## Dataset records:
• • • •

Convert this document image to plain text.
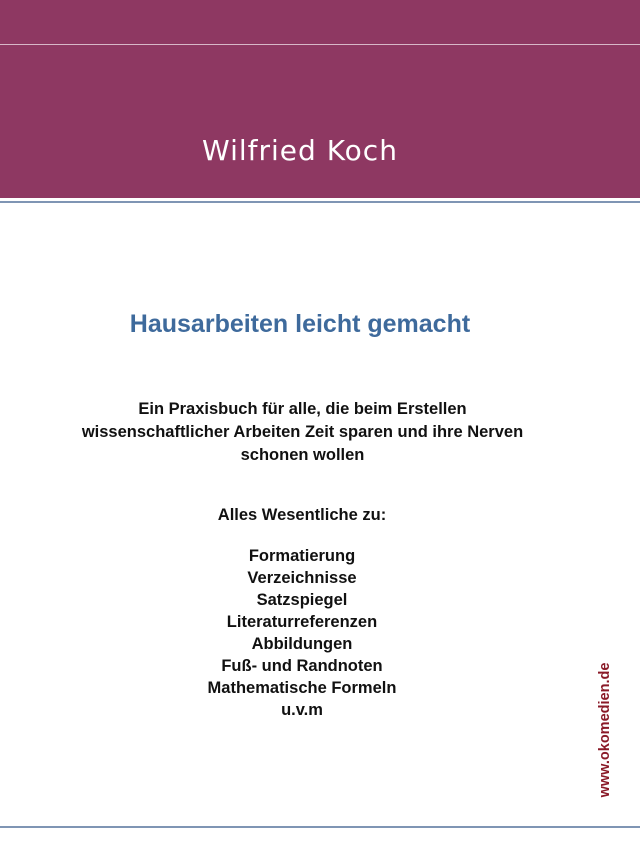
Wilfried Koch
Hausarbeiten leicht gemacht
Ein Praxisbuch für alle, die beim Erstellen
wissenschaftlicher Arbeiten Zeit sparen und ihre Nerven
schonen wollen
Alles Wesentliche zu:
Formatierung
Verzeichnisse
Satzspiegel
Literaturreferenzen
Abbildungen
Fuß- und Randnoten
Mathematische Formeln
u.v.m	www.okomedien.de
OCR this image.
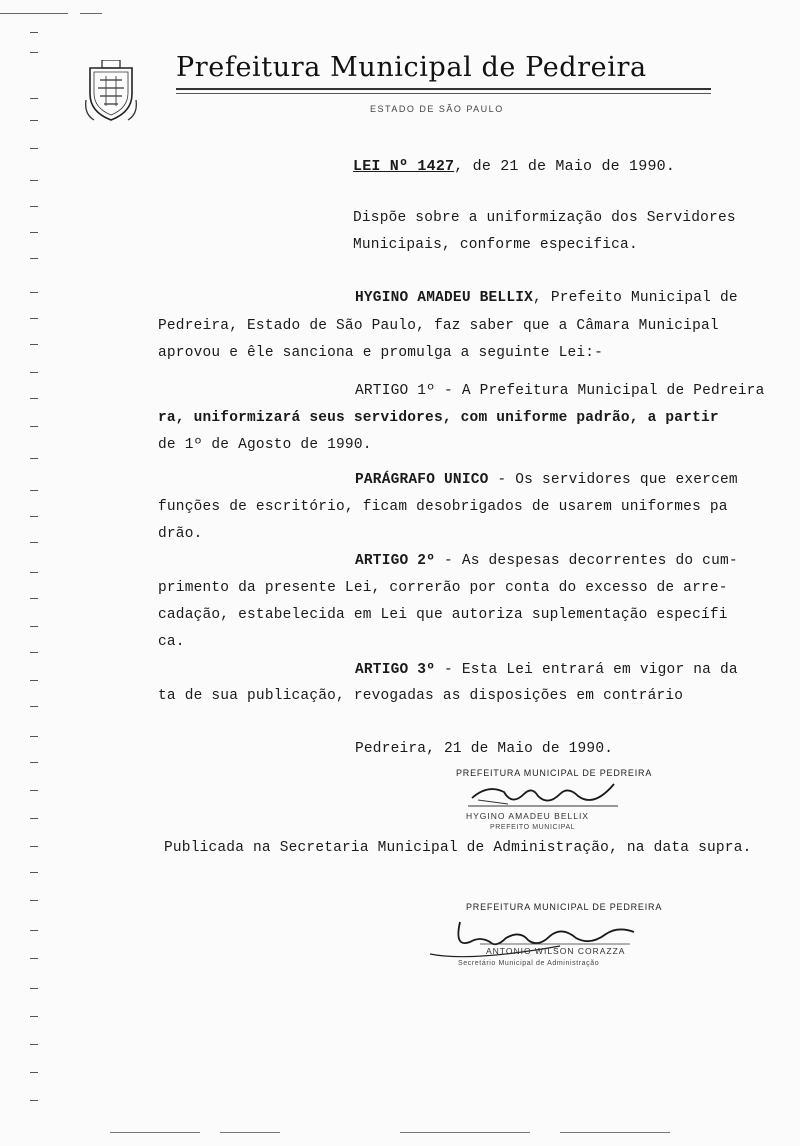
Prefeitura Municipal de Pedreira
ESTADO DE SÃO PAULO
LEI Nº 1427, de 21 de Maio de 1990.
Dispõe sobre a uniformização dos Servidores
Municipais, conforme especifica.
HYGINO AMADEU BELLIX, Prefeito Municipal de
Pedreira, Estado de São Paulo, faz saber que a Câmara Municipal
aprovou e êle sanciona e promulga a seguinte Lei:-
ARTIGO 1º - A Prefeitura Municipal de Pedreira
ra, uniformizará seus servidores, com uniforme padrão, a partir
de 1º de Agosto de 1990.
PARÁGRAFO UNICO - Os servidores que exercem
funções de escritório, ficam desobrigados de usarem uniformes pa
drão.
ARTIGO 2º - As despesas decorrentes do cum-
primento da presente Lei, correrão por conta do excesso de arre-
cadação, estabelecida em Lei que autoriza suplementação específi
ca.
ARTIGO 3º - Esta Lei entrará em vigor na da
ta de sua publicação, revogadas as disposições em contrário
Pedreira, 21 de Maio de 1990.
PREFEITURA MUNICIPAL DE PEDREIRA
HYGINO AMADEU BELLIX
PREFEITO MUNICIPAL
Publicada na Secretaria Municipal de Administração, na data supra.
PREFEITURA MUNICIPAL DE PEDREIRA
ANTONIO WILSON CORAZZA
Secretário Municipal de Administração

• • • •

## What to do:
Reproduce the records, all of them, word for word; omit the pictures.

## Result of this task:
Convert this document image to plain text.
Wilfried Koch
Hausarbeiten leicht gemacht
Ein Praxisbuch für alle, die beim Erstellen
wissenschaftlicher Arbeiten Zeit sparen und ihre Nerven
schonen wollen
Alles Wesentliche zu:
Formatierung
Verzeichnisse
Satzspiegel
Literaturreferenzen
Abbildungen
Fuß- und Randnoten
Mathematische Formeln
u.v.m	www.okomedien.de
OCR this image.
Prefeitura Municipal de Pedreira
ESTADO DE SÃO PAULO
LEI Nº 1427, de 21 de Maio de 1990.
Dispõe sobre a uniformização dos Servidores
Municipais, conforme especifica.
HYGINO AMADEU BELLIX, Prefeito Municipal de
Pedreira, Estado de São Paulo, faz saber que a Câmara Municipal
aprovou e êle sanciona e promulga a seguinte Lei:-
ARTIGO 1º - A Prefeitura Municipal de Pedreira
ra, uniformizará seus servidores, com uniforme padrão, a partir
de 1º de Agosto de 1990.
PARÁGRAFO UNICO - Os servidores que exercem
funções de escritório, ficam desobrigados de usarem uniformes pa
drão.
ARTIGO 2º - As despesas decorrentes do cum-
primento da presente Lei, correrão por conta do excesso de arre-
cadação, estabelecida em Lei que autoriza suplementação específi
ca.
ARTIGO 3º - Esta Lei entrará em vigor na da
ta de sua publicação, revogadas as disposições em contrário
Pedreira, 21 de Maio de 1990.
PREFEITURA MUNICIPAL DE PEDREIRA
HYGINO AMADEU BELLIX
PREFEITO MUNICIPAL
Publicada na Secretaria Municipal de Administração, na data supra.
PREFEITURA MUNICIPAL DE PEDREIRA
ANTONIO WILSON CORAZZA
Secretário Municipal de Administração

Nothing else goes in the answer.